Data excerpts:
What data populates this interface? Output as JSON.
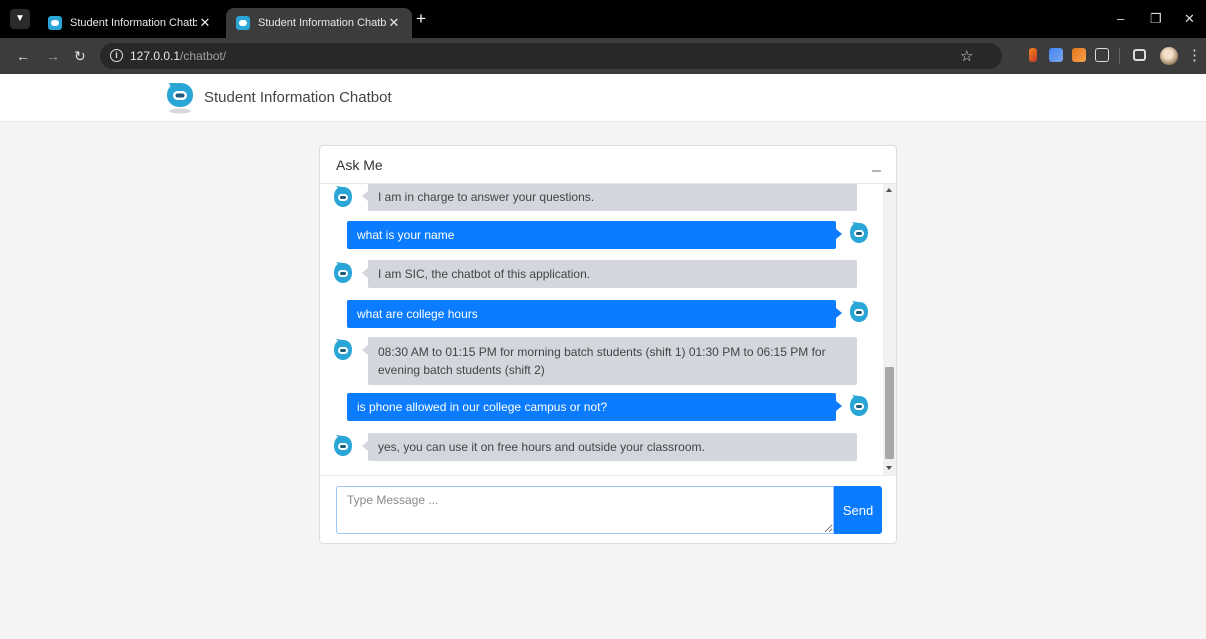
{
  "browser": {
    "tabs": [
      {
        "title": "Student Information Chatbot",
        "active": false
      },
      {
        "title": "Student Information Chatbot",
        "active": true
      }
    ],
    "url_host": "127.0.0.1",
    "url_path": "/chatbot/"
  },
  "navbar": {
    "brand": "Student Information Chatbot"
  },
  "chat": {
    "title": "Ask Me",
    "messages": [
      {
        "from": "bot",
        "text": "I am in charge to answer your questions."
      },
      {
        "from": "user",
        "text": "what is your name"
      },
      {
        "from": "bot",
        "text": "I am SIC, the chatbot of this application."
      },
      {
        "from": "user",
        "text": "what are college hours"
      },
      {
        "from": "bot",
        "text": "08:30 AM to 01:15 PM for morning batch students (shift 1) 01:30 PM to 06:15 PM for evening batch students (shift 2)"
      },
      {
        "from": "user",
        "text": "is phone allowed in our college campus or not?"
      },
      {
        "from": "bot",
        "text": "yes, you can use it on free hours and outside your classroom."
      }
    ],
    "input_placeholder": "Type Message ...",
    "send_label": "Send"
  },
  "colors": {
    "user_bubble": "#0b7cff",
    "bot_bubble": "#d3d6dc",
    "avatar": "#2aa6d6"
  }
}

▸ **Task prompt**
Exact duplication of all the records is required; pictures are omitted from the copy.

▸ **Answer for this exercise**
What data populates this interface? Output as JSON.
{
  "browser": {
    "tabs": [
      {
        "title": "Student Information Chatbot",
        "active": false
      },
      {
        "title": "Student Information Chatbot",
        "active": true
      }
    ],
    "url_host": "127.0.0.1",
    "url_path": "/chatbot/"
  },
  "navbar": {
    "brand": "Student Information Chatbot"
  },
  "chat": {
    "title": "Ask Me",
    "messages": [
      {
        "from": "bot",
        "text": "I am in charge to answer your questions."
      },
      {
        "from": "user",
        "text": "what is your name"
      },
      {
        "from": "bot",
        "text": "I am SIC, the chatbot of this application."
      },
      {
        "from": "user",
        "text": "what are college hours"
      },
      {
        "from": "bot",
        "text": "08:30 AM to 01:15 PM for morning batch students (shift 1) 01:30 PM to 06:15 PM for evening batch students (shift 2)"
      },
      {
        "from": "user",
        "text": "is phone allowed in our college campus or not?"
      },
      {
        "from": "bot",
        "text": "yes, you can use it on free hours and outside your classroom."
      }
    ],
    "input_placeholder": "Type Message ...",
    "send_label": "Send"
  },
  "colors": {
    "user_bubble": "#0b7cff",
    "bot_bubble": "#d3d6dc",
    "avatar": "#2aa6d6"
  }
}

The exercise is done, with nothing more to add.